◆ **Data to process**
● ● ● ● ●
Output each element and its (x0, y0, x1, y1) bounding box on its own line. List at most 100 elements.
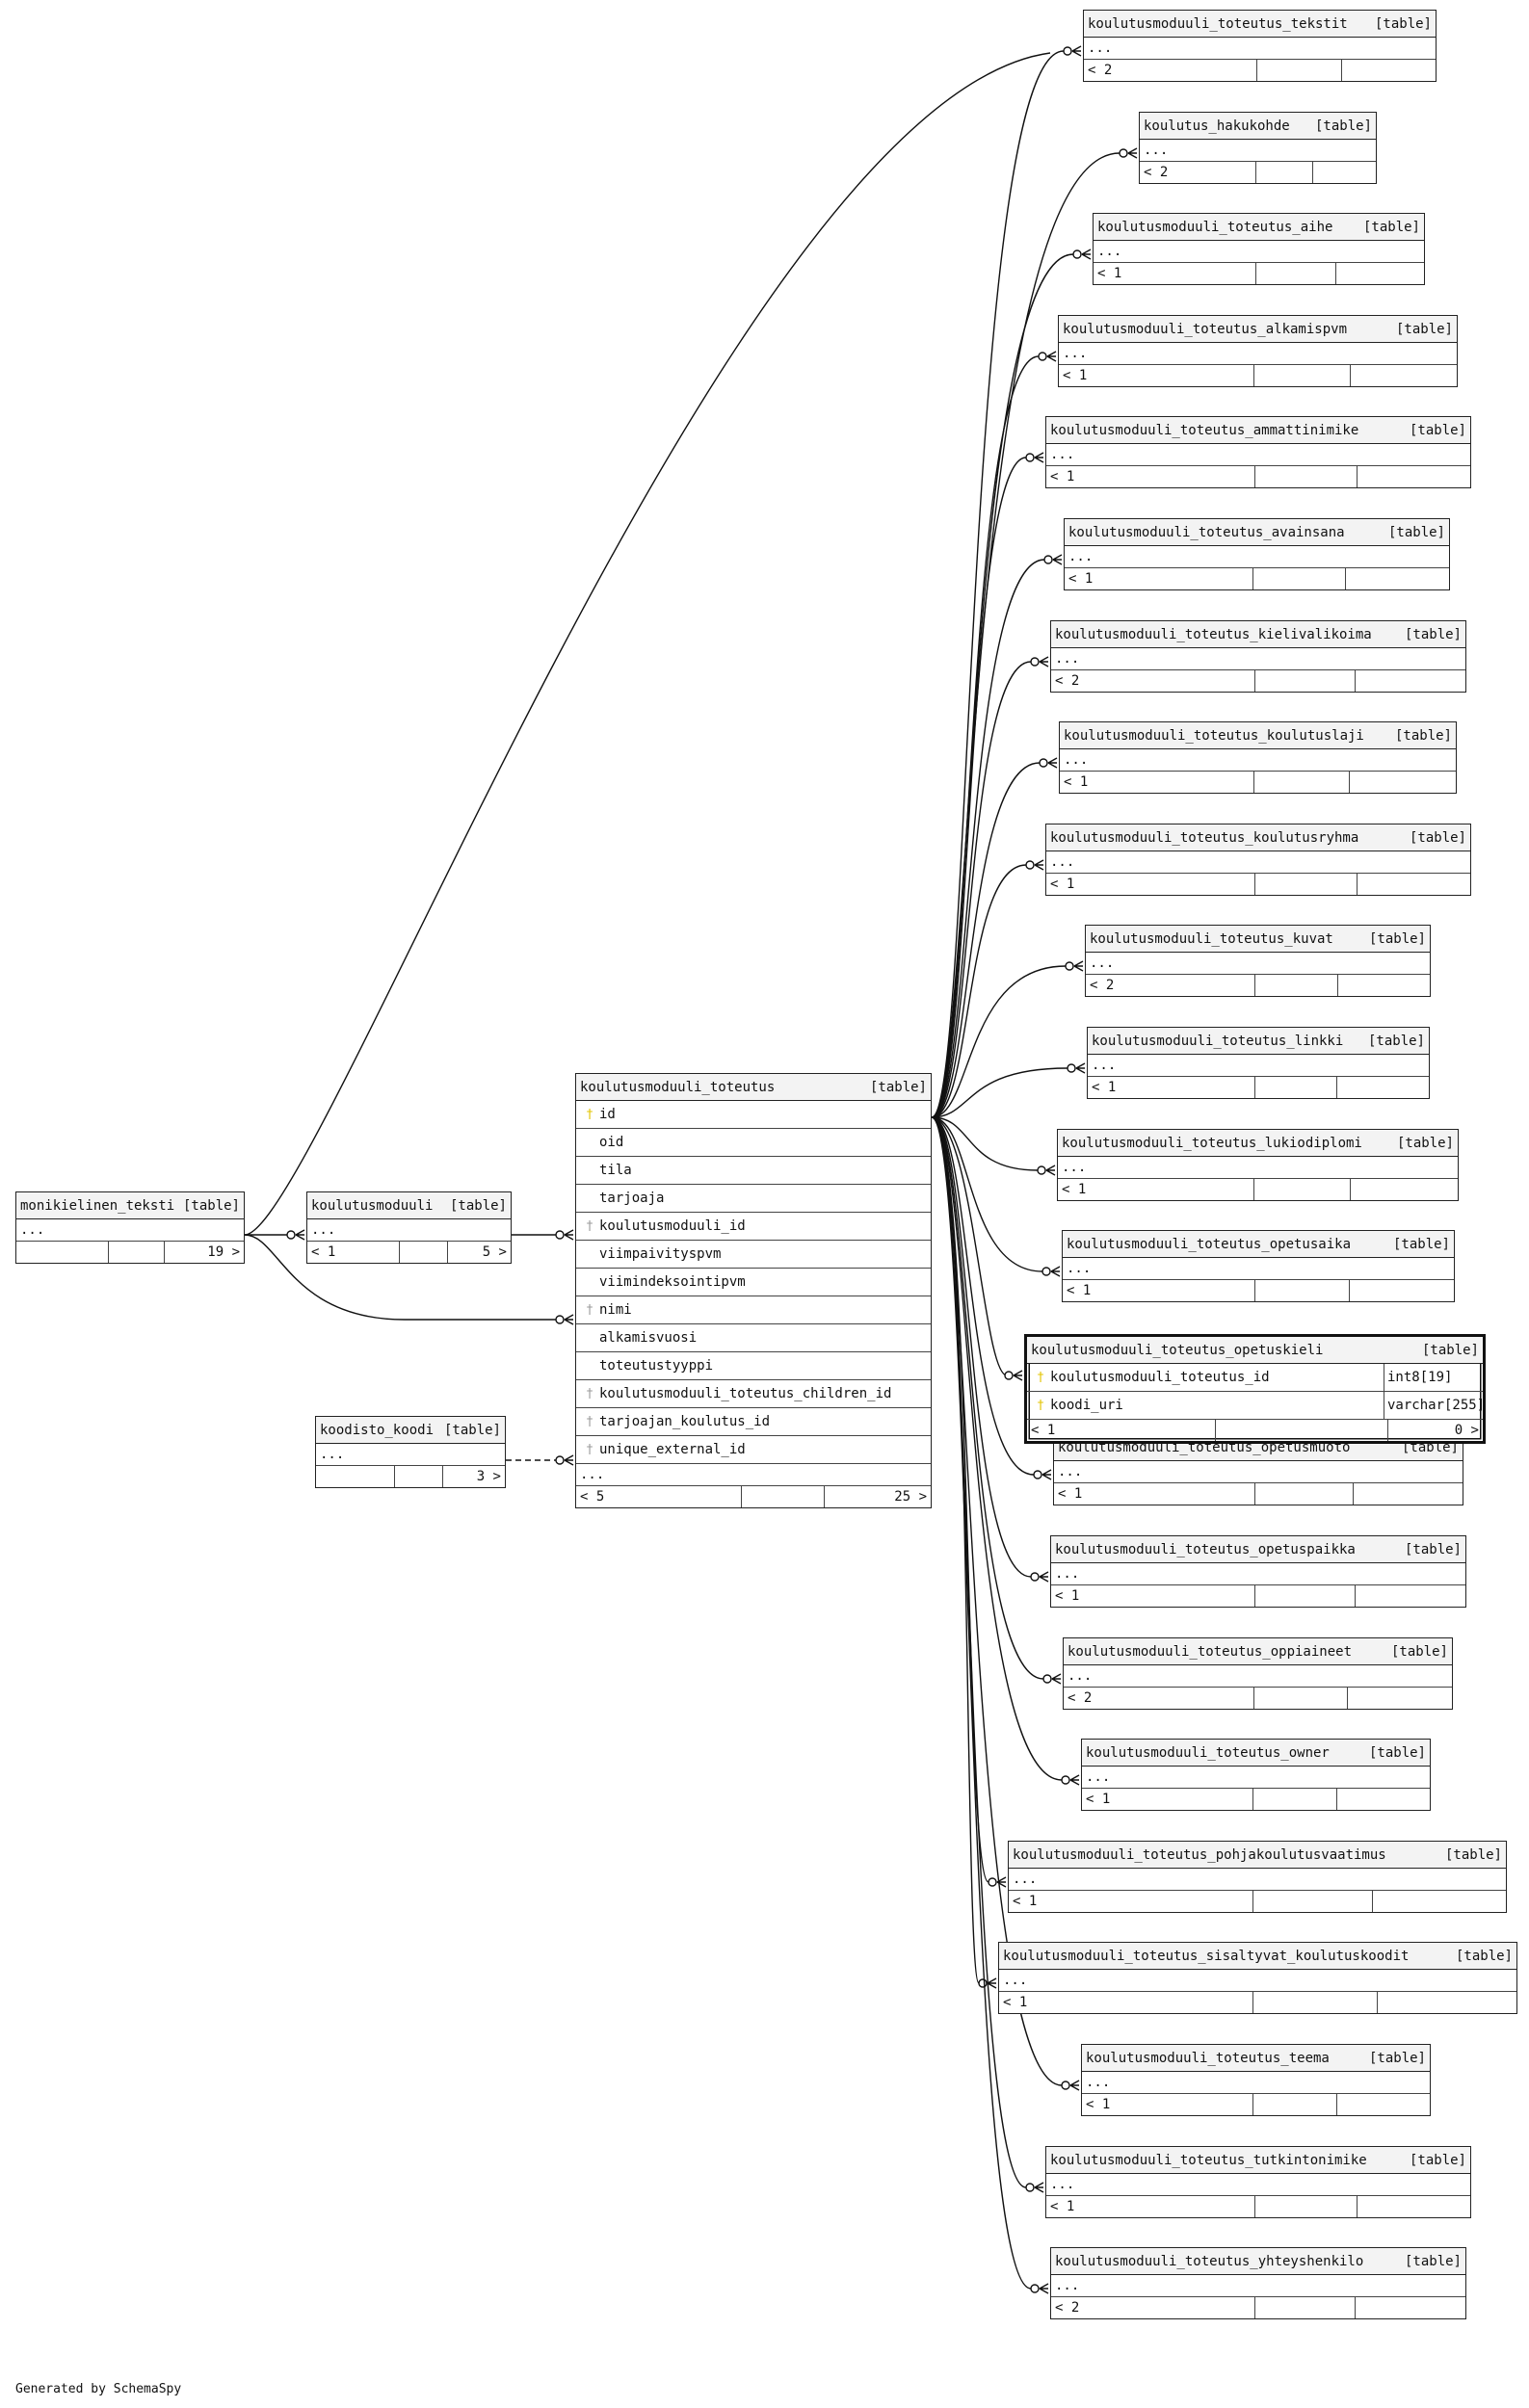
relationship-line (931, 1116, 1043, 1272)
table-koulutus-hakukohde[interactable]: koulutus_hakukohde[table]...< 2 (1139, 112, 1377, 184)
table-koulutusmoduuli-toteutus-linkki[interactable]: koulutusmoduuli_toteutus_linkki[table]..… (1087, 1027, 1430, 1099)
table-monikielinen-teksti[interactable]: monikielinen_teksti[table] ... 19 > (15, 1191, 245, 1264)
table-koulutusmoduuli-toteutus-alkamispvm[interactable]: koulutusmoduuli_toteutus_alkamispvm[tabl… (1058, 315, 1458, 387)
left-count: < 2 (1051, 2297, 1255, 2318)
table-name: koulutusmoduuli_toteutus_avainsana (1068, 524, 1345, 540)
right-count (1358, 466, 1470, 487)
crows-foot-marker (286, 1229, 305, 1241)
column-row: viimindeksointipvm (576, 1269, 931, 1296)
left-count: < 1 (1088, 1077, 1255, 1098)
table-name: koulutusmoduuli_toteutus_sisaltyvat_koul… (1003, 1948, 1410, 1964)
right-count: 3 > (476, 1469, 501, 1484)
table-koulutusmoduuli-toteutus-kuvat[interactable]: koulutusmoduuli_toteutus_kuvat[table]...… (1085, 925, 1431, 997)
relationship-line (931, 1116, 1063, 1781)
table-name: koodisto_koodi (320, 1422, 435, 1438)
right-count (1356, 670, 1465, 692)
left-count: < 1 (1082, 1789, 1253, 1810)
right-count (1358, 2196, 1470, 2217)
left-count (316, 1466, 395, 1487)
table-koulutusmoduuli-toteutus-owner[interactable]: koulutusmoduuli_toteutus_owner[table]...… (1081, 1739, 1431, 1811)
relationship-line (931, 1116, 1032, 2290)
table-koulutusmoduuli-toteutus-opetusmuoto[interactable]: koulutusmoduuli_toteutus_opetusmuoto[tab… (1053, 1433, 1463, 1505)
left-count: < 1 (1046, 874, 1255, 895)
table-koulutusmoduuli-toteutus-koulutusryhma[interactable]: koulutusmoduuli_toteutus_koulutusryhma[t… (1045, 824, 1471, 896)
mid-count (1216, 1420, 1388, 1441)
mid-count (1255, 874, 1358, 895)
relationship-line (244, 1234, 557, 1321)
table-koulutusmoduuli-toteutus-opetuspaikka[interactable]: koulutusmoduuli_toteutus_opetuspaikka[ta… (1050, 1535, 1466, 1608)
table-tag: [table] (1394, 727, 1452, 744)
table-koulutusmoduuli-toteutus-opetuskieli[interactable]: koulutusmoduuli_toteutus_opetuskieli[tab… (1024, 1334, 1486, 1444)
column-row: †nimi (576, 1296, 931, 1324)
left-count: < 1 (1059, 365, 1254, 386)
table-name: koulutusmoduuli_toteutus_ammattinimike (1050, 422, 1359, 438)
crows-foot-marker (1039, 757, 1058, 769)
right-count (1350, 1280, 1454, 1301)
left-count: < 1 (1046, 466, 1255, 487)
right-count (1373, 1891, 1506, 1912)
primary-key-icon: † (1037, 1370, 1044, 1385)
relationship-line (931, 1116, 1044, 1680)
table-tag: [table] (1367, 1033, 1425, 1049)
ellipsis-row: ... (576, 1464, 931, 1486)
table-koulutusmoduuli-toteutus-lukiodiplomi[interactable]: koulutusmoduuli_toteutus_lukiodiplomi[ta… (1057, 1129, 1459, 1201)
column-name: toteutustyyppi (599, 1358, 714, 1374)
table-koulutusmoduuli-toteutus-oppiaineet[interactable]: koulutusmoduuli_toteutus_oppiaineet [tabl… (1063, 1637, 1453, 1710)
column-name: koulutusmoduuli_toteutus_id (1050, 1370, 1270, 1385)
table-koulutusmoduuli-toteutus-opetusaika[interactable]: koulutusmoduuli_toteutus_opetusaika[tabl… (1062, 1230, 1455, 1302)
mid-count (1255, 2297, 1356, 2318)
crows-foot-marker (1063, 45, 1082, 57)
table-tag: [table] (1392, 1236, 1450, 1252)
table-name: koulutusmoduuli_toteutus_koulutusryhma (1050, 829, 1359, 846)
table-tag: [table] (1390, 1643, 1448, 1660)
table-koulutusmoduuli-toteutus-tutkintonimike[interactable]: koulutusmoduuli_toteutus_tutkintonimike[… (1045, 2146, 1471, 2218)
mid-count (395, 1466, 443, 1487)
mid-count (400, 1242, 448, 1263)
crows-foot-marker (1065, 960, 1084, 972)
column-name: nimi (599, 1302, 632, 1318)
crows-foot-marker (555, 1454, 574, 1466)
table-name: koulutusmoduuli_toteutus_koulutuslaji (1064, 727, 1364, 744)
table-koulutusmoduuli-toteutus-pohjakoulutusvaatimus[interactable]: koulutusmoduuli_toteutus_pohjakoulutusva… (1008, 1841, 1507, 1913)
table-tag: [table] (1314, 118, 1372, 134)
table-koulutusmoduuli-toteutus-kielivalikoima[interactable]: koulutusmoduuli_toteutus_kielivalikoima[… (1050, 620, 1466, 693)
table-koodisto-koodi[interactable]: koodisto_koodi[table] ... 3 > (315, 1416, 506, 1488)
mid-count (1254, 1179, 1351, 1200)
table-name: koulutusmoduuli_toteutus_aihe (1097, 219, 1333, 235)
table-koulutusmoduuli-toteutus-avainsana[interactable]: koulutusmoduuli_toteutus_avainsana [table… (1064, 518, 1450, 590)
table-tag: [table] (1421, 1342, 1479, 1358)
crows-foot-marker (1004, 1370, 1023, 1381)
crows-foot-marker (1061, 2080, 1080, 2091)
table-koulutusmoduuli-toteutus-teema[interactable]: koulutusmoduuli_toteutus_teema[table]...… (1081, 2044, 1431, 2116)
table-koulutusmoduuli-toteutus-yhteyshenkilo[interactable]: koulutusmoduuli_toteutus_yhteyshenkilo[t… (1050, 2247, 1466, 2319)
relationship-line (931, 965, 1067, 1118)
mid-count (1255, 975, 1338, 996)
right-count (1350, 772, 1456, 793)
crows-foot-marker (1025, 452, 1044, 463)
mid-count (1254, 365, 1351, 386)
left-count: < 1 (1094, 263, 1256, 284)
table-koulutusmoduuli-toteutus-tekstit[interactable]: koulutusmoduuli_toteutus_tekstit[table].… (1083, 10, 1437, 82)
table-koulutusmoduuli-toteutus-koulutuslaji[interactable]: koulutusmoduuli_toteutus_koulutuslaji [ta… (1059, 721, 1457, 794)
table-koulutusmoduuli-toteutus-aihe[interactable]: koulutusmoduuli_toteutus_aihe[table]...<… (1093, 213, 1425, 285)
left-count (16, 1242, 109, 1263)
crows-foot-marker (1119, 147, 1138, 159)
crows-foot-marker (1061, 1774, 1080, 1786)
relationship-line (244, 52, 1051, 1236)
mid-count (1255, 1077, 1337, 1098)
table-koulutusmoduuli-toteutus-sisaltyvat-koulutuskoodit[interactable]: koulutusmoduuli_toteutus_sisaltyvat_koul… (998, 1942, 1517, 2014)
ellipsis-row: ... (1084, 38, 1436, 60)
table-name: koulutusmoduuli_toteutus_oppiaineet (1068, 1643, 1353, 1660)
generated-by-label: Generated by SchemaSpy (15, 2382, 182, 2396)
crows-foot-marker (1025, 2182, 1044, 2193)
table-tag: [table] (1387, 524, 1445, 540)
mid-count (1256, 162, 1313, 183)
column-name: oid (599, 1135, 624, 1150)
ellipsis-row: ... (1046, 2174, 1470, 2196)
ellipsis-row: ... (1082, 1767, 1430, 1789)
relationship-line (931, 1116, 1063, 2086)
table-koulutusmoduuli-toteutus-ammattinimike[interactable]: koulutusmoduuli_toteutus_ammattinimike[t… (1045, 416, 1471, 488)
● ● ● ● ●
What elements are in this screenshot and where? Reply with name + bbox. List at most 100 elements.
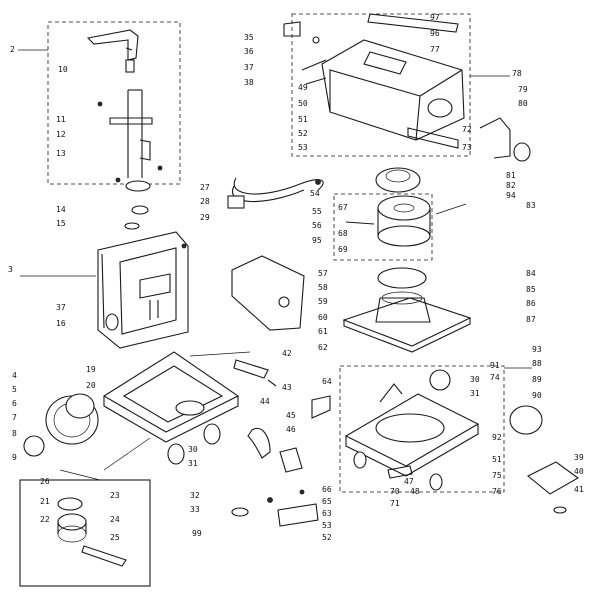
● ● ● ● ●
◆ **Objective**
Can you write out everything in the listing from "Output each element" down to "1027, 1430, 1099)", putting "bounding rectangle" in place of "bounding box" and changing nothing else? Give only those lines, without the pictures.

◆ **Exercise output**
Output each element and its (x0, y0, x1, y1) bounding rectangle on its own line. List at most 100 elements.
relationship-line (931, 1116, 1043, 1272)
table-koulutus-hakukohde[interactable]: koulutus_hakukohde[table]...< 2 (1139, 112, 1377, 184)
table-koulutusmoduuli-toteutus-linkki[interactable]: koulutusmoduuli_toteutus_linkki[table]..… (1087, 1027, 1430, 1099)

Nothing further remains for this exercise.